:: WORKING DATA ::

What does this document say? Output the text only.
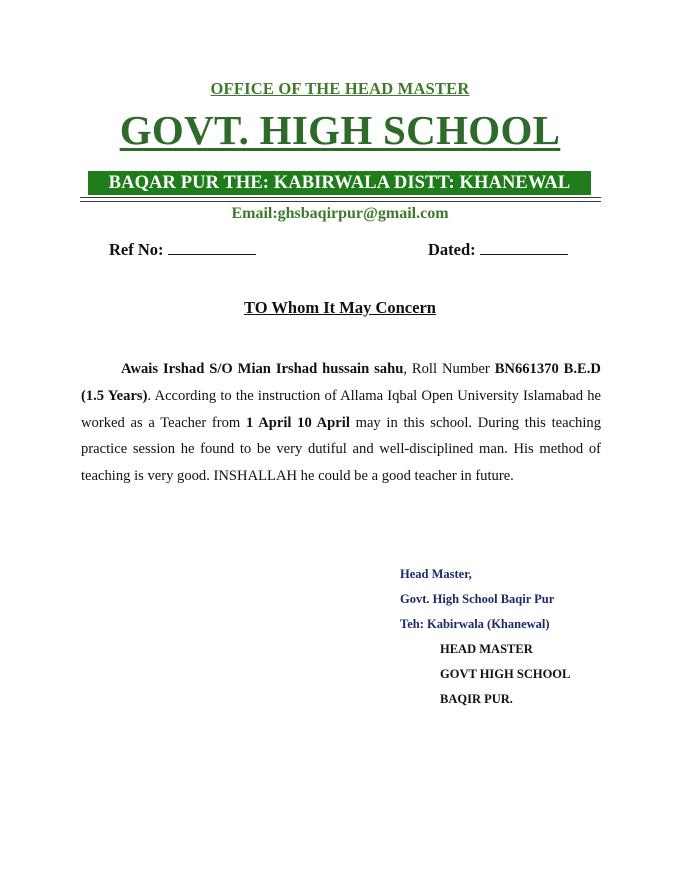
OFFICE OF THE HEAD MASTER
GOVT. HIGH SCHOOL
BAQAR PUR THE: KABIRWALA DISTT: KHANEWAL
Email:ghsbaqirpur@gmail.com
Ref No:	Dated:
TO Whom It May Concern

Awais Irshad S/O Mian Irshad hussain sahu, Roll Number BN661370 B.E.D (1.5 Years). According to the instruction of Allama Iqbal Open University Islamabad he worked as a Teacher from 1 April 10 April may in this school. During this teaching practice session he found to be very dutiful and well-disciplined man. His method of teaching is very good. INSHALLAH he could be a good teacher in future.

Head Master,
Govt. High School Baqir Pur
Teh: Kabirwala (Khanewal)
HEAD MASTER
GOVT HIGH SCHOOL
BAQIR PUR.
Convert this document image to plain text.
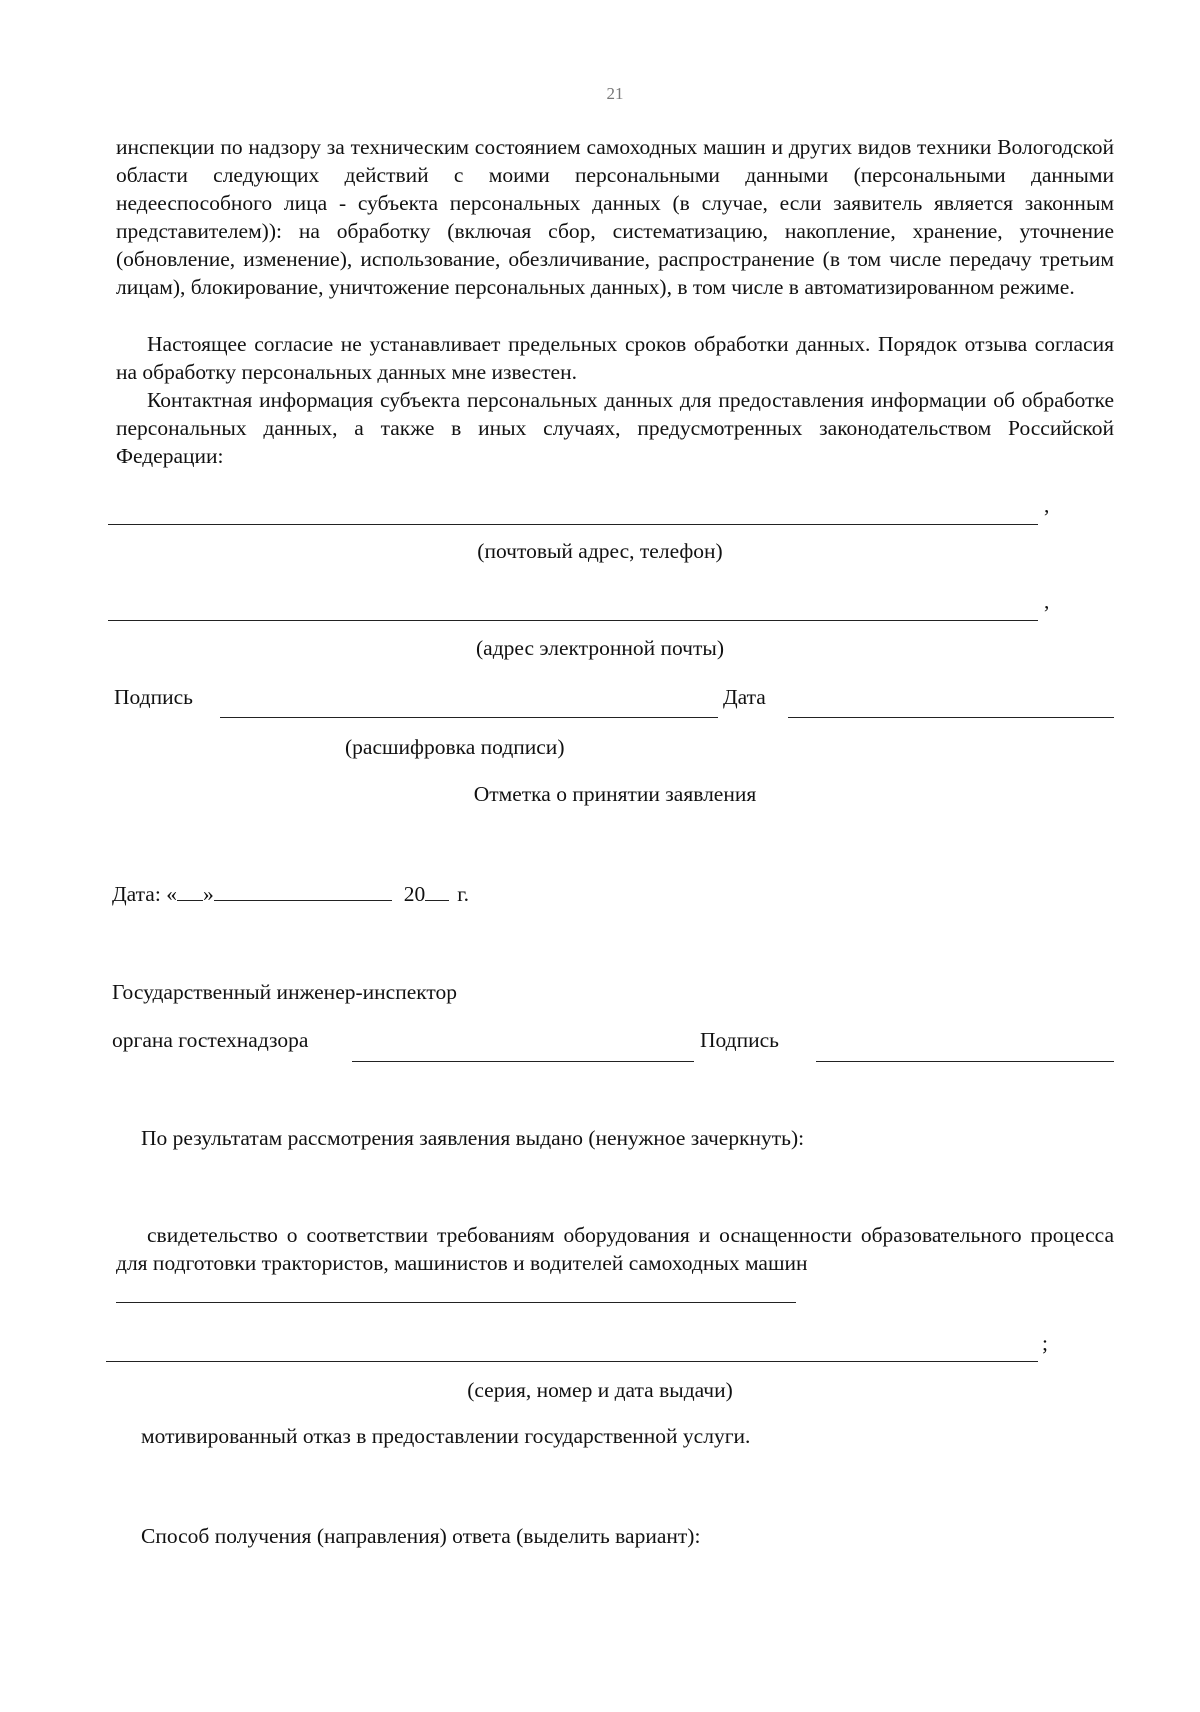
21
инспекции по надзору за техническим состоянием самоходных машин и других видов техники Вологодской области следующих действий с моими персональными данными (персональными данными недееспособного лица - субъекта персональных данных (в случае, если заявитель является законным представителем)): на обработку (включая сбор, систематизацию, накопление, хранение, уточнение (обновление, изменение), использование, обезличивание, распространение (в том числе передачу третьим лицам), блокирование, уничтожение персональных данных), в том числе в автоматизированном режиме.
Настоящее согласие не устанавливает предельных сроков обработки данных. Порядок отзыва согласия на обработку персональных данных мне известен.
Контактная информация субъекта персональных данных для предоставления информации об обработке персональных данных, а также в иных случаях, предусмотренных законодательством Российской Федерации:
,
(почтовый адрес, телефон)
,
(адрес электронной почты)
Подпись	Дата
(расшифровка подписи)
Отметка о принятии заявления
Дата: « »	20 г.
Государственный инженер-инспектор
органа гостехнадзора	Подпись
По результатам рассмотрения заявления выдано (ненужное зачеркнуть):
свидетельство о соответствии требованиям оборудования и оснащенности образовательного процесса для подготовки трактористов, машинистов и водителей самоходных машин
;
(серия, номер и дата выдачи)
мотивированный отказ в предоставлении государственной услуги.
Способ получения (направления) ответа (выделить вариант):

:::
:: WORKING DATA ::

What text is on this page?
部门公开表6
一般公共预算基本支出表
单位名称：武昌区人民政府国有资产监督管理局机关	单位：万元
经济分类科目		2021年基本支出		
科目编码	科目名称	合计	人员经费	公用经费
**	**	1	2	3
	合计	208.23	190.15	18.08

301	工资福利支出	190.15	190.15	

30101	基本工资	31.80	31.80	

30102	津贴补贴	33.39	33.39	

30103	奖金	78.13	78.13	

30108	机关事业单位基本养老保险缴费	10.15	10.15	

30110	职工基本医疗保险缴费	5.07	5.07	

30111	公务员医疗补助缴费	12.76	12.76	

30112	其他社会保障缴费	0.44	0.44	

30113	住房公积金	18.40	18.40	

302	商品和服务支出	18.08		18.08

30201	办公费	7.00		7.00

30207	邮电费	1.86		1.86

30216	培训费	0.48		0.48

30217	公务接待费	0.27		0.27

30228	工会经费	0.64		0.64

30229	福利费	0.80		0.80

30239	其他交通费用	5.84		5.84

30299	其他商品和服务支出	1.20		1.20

:::

__YOUR GOAL__. Go through the entries above and pull out each line with "заявления" in it.

__WRITTEN ANSWER__.
Отметка о принятии заявления
По результатам рассмотрения заявления выдано (ненужное зачеркнуть):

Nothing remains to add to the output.